Set problem: Every line with the string "this" should be gathered.

Exercise materials:
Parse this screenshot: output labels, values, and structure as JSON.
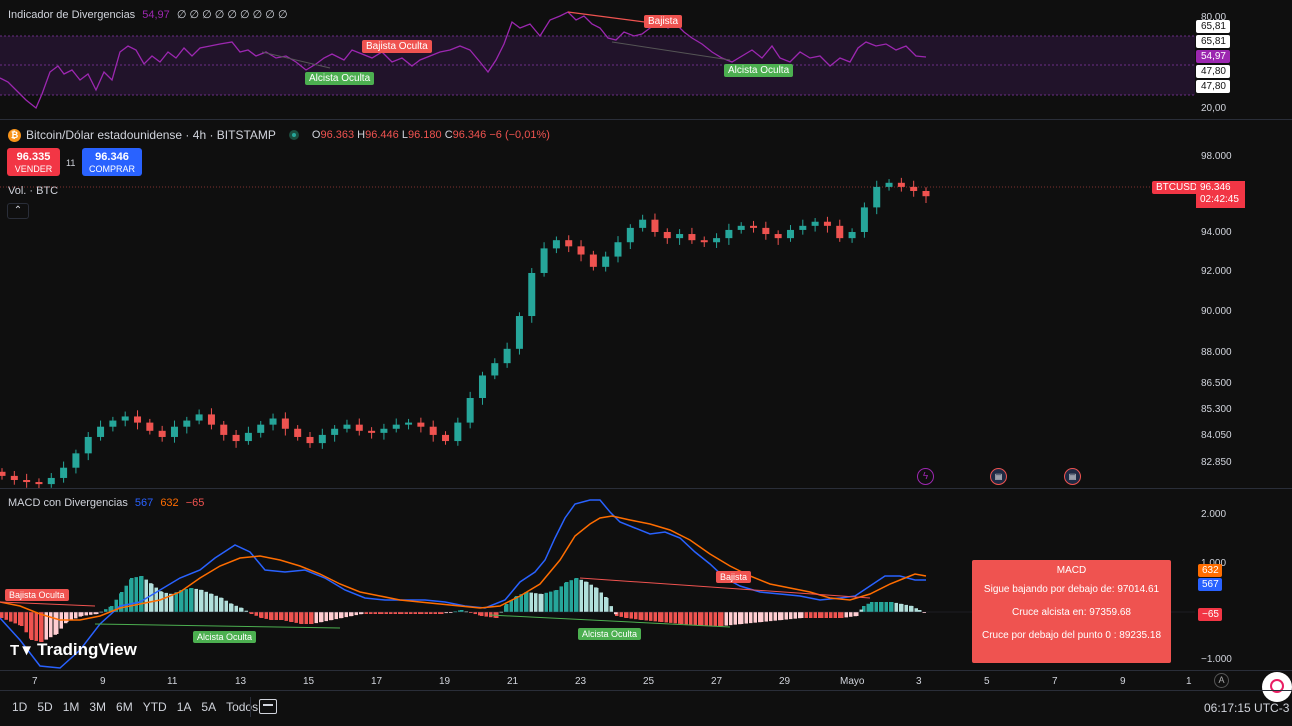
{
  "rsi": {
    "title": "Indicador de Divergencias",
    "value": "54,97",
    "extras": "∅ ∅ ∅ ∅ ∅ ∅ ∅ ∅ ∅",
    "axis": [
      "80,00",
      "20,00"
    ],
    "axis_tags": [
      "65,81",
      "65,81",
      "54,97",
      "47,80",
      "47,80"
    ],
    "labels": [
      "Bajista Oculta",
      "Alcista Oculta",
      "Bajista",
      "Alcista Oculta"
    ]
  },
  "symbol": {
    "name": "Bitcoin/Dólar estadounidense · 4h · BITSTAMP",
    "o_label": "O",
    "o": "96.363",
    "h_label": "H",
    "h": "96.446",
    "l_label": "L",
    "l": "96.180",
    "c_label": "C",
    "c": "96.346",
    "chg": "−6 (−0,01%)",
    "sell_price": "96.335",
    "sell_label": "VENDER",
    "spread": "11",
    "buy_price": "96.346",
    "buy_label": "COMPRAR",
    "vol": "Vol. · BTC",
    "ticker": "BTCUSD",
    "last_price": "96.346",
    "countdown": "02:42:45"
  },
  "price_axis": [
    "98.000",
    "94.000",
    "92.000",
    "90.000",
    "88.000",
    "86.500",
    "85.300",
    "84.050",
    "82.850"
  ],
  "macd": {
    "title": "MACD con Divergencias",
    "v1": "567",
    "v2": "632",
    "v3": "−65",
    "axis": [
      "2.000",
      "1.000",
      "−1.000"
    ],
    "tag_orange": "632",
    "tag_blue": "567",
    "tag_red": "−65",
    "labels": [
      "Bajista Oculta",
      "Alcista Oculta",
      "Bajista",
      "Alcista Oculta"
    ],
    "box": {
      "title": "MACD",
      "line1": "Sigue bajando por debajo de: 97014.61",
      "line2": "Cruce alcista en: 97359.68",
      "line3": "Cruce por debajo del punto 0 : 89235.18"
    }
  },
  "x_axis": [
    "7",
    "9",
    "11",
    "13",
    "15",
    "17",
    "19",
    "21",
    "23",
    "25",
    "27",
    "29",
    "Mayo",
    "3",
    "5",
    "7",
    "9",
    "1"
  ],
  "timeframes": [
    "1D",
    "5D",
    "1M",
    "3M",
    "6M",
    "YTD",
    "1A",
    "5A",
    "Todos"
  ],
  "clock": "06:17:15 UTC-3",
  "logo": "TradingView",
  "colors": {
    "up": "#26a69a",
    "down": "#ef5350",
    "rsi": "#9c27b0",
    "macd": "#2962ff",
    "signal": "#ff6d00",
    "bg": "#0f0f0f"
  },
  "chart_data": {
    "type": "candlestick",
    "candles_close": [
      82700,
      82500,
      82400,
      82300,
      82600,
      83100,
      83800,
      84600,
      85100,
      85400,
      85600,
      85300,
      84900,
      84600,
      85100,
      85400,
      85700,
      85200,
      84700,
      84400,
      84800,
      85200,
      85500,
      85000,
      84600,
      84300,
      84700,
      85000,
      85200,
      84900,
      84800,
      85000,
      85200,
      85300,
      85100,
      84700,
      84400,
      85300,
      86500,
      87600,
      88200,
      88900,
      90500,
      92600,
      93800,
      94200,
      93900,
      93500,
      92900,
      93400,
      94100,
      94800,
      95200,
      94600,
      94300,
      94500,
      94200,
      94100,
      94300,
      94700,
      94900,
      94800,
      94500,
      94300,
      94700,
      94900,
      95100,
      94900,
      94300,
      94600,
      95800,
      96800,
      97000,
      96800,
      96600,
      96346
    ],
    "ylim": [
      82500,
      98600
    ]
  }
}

==

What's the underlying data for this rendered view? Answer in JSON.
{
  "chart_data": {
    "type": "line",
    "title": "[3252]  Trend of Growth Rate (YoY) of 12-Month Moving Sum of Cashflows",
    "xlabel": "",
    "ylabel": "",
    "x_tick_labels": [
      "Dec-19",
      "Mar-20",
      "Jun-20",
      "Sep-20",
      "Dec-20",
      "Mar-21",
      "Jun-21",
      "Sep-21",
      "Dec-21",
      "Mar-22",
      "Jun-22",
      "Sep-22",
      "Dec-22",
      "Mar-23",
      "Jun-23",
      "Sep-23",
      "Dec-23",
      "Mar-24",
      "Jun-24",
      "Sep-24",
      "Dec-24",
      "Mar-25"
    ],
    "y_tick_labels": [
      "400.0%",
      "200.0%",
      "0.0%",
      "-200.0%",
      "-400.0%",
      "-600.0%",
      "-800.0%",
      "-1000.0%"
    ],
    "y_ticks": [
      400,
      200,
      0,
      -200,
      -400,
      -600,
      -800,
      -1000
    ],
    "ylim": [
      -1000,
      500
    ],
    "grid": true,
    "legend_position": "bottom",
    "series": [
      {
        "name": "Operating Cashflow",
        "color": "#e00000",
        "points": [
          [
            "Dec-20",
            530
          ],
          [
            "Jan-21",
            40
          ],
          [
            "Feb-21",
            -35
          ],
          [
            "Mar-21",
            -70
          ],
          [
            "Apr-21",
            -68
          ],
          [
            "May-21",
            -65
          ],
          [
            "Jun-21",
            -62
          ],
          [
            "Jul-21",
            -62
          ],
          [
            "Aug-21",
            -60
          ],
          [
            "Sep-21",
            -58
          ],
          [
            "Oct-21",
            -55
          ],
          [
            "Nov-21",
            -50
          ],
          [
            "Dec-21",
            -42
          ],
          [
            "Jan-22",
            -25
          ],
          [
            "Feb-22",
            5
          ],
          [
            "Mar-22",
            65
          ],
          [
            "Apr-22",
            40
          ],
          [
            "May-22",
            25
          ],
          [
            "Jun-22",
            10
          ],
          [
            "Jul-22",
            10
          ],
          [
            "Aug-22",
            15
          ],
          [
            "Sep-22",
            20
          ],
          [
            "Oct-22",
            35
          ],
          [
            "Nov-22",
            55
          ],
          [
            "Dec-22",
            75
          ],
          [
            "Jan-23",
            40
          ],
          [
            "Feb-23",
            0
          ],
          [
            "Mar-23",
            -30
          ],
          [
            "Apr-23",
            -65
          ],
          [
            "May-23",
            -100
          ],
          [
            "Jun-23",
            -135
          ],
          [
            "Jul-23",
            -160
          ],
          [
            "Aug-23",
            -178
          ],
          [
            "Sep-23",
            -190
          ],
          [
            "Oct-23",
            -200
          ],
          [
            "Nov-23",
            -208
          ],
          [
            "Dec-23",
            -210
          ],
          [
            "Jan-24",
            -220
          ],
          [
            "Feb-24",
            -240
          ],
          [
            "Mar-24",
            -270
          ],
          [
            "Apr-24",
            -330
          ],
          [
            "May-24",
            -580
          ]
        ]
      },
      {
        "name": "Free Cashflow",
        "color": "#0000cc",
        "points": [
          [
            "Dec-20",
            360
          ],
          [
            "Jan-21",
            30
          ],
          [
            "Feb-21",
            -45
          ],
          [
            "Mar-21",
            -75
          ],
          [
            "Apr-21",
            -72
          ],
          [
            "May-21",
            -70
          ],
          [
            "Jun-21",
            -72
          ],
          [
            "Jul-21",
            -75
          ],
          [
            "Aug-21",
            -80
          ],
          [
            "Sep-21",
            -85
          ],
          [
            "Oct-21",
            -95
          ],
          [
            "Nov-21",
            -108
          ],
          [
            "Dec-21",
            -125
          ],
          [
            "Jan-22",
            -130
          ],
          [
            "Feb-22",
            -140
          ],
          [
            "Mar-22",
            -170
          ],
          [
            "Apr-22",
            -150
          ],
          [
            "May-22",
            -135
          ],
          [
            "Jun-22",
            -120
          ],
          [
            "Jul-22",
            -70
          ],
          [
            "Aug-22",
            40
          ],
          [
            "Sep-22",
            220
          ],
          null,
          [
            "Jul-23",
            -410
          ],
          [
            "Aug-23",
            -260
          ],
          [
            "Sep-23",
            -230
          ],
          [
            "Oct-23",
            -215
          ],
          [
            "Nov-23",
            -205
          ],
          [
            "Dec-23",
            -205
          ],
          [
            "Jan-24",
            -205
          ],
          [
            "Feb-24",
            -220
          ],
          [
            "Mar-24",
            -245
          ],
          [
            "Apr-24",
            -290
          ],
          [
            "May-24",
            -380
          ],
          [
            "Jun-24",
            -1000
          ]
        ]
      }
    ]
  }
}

Expected output:
Parse this screenshot: output labels, values, and structure as JSON.
What's the underlying data for this rendered view? Answer in JSON.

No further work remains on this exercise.